BEGIN PROVIDED RECORDS

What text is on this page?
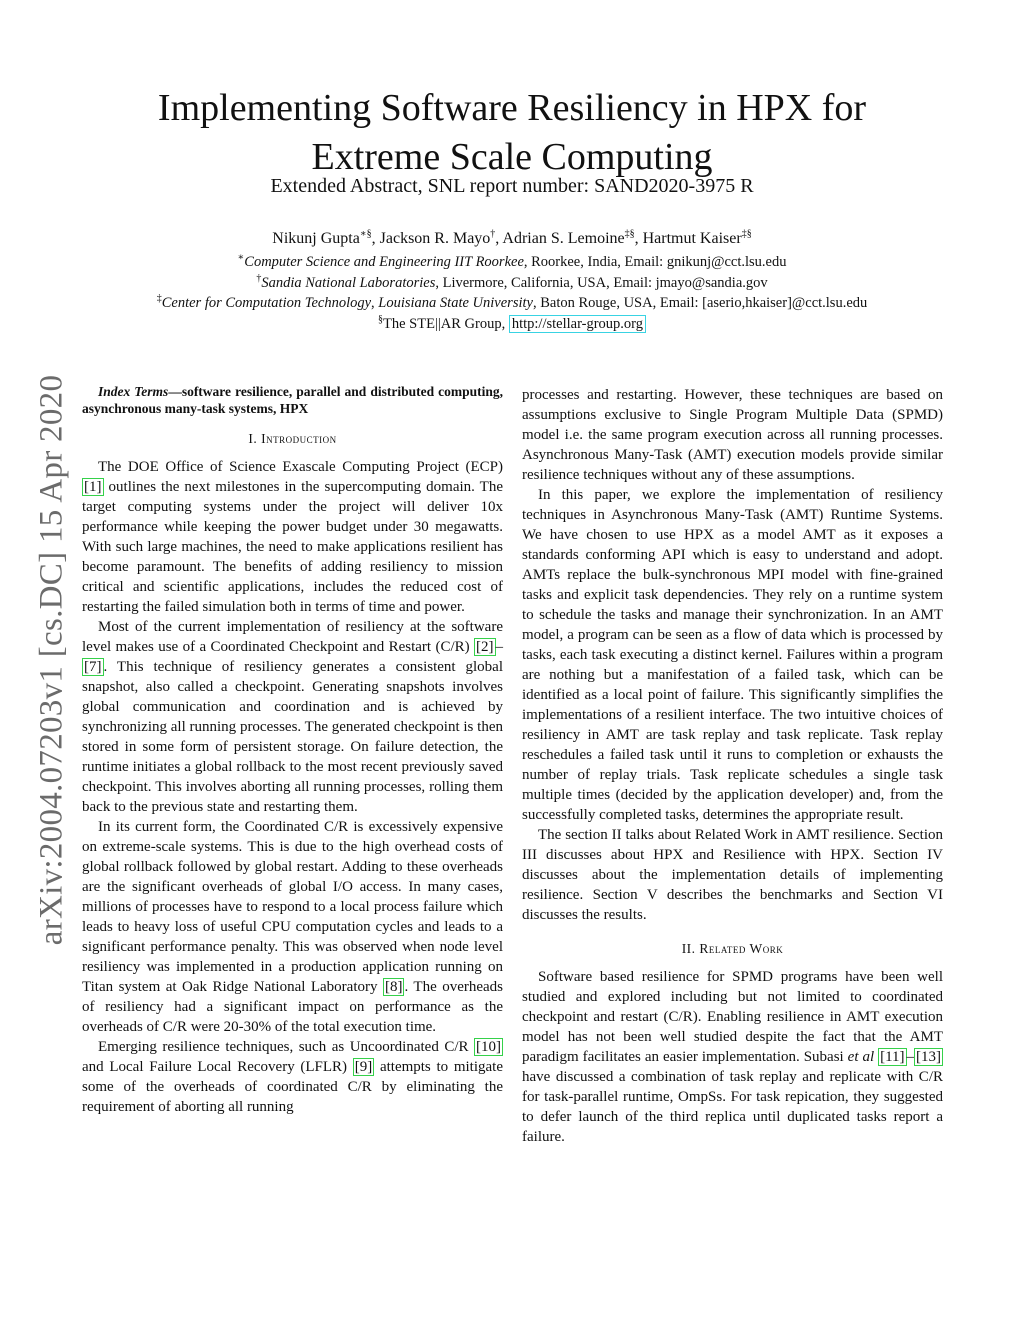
arXiv:2004.07203v1 [cs.DC] 15 Apr 2020
Implementing Software Resiliency in HPX for
Extreme Scale Computing
Extended Abstract, SNL report number: SAND2020-3975 R
Nikunj Gupta∗§, Jackson R. Mayo†, Adrian S. Lemoine‡§, Hartmut Kaiser‡§
∗Computer Science and Engineering IIT Roorkee, Roorkee, India, Email: gnikunj@cct.lsu.edu
†Sandia National Laboratories, Livermore, California, USA, Email: jmayo@sandia.gov
‡Center for Computation Technology, Louisiana State University, Baton Rouge, USA, Email: [aserio,hkaiser]@cct.lsu.edu
§The STE||AR Group, http://stellar-group.org
Index Terms—software resilience, parallel and distributed computing, asynchronous many-task systems, HPX
I. Introduction

The DOE Office of Science Exascale Computing Project (ECP) [1] outlines the next milestones in the supercomputing domain. The target computing systems under the project will deliver 10x performance while keeping the power budget under 30 megawatts. With such large machines, the need to make applications resilient has become paramount. The benefits of adding resiliency to mission critical and scientific applications, includes the reduced cost of restarting the failed simulation both in terms of time and power.

Most of the current implementation of resiliency at the software level makes use of a Coordinated Checkpoint and Restart (C/R) [2] –[7] . This technique of resiliency generates a consistent global snapshot, also called a checkpoint. Generating snapshots involves global communication and coordination and is achieved by synchronizing all running processes. The generated checkpoint is then stored in some form of persistent storage. On failure detection, the runtime initiates a global rollback to the most recent previously saved checkpoint. This involves aborting all running processes, rolling them back to the previous state and restarting them.

In its current form, the Coordinated C/R is excessively expensive on extreme-scale systems. This is due to the high overhead costs of global rollback followed by global restart. Adding to these overheads are the significant overheads of global I/O access. In many cases, millions of processes have to respond to a local process failure which leads to heavy loss of useful CPU computation cycles and leads to a significant performance penalty. This was observed when node level resiliency was implemented in a production application running on Titan system at Oak Ridge National Laboratory [8] . The overheads of resiliency had a significant impact on performance as the overheads of C/R were 20-30% of the total execution time.

Emerging resilience techniques, such as Uncoordinated C/R [10] and Local Failure Local Recovery (LFLR) [9] attempts to mitigate some of the overheads of coordinated C/R by eliminating the requirement of aborting all running

processes and restarting. However, these techniques are based on assumptions exclusive to Single Program Multiple Data (SPMD) model i.e. the same program execution across all running processes. Asynchronous Many-Task (AMT) execution models provide similar resilience techniques without any of these assumptions.

In this paper, we explore the implementation of resiliency techniques in Asynchronous Many-Task (AMT) Runtime Systems. We have chosen to use HPX as a model AMT as it exposes a standards conforming API which is easy to understand and adopt. AMTs replace the bulk-synchronous MPI model with fine-grained tasks and explicit task dependencies. They rely on a runtime system to schedule the tasks and manage their synchronization. In an AMT model, a program can be seen as a flow of data which is processed by tasks, each task executing a distinct kernel. Failures within a program are nothing but a manifestation of a failed task, which can be identified as a local point of failure. This significantly simplifies the implementations of a resilient interface. The two intuitive choices of resiliency in AMT are task replay and task replicate. Task replay reschedules a failed task until it runs to completion or exhausts the number of replay trials. Task replicate schedules a single task multiple times (decided by the application developer) and, from the successfully completed tasks, determines the appropriate result.

The section II talks about Related Work in AMT resilience. Section III discusses about HPX and Resilience with HPX. Section IV discusses about the implementation details of implementing resilience. Section V describes the benchmarks and Section VI discusses the results.

II. Related Work

Software based resilience for SPMD programs have been well studied and explored including but not limited to coordinated checkpoint and restart (C/R). Enabling resilience in AMT execution model has not been well studied despite the fact that the AMT paradigm facilitates an easier implementation. Subasi et al [11] – [13] have discussed a combination of task replay and replicate with C/R for task-parallel runtime, OmpSs. For task repication, they suggested to defer launch of the third replica until duplicated tasks report a failure.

END PROVIDED RECORDS

- WHAT THE EXERCISE ASKS
Report all lines of the data that include the word "Science".

- ANSWER IN FULL
∗Computer Science and Engineering IIT Roorkee, Roorkee, India, Email: gnikunj@cct.lsu.edu
The DOE Office of Science Exascale Computing Project (ECP) [1] outlines the next milestones in the supercomputing domain. The target computing systems under the project will deliver 10x performance while keeping the power budget under 30 megawatts. With such large machines, the need to make applications resilient has become paramount. The benefits of adding resiliency to mission critical and scientific applications, includes the reduced cost of restarting the failed simulation both in terms of time and power.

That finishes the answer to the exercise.